Among the entries below, find the lines with "Hüftweite" and copy them.

===== Material for this task

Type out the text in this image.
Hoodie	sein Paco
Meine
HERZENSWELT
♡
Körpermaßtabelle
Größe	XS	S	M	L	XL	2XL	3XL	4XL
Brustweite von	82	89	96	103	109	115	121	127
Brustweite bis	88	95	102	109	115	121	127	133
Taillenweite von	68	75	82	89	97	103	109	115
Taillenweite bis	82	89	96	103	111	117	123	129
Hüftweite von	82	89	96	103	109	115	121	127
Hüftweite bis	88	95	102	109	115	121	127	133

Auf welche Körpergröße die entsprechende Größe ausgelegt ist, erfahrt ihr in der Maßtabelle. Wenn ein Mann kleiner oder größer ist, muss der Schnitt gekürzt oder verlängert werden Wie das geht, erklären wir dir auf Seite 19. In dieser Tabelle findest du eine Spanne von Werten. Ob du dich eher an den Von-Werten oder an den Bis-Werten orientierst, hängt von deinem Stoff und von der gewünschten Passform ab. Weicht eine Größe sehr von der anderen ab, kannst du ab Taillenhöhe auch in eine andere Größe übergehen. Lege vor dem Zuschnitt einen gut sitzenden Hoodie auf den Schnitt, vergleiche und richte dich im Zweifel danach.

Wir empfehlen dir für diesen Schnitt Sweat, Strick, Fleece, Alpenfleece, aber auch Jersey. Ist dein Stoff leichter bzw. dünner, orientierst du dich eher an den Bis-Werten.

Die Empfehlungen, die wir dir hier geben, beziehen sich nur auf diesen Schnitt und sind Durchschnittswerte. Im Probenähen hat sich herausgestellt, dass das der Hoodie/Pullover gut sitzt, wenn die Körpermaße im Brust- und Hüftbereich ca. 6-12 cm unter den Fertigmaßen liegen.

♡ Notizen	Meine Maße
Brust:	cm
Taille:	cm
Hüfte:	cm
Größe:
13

==========

The result:
Hüftweite von	82	89	96	103	109	115	121	127
Hüftweite bis	88	95	102	109	115	121	127	133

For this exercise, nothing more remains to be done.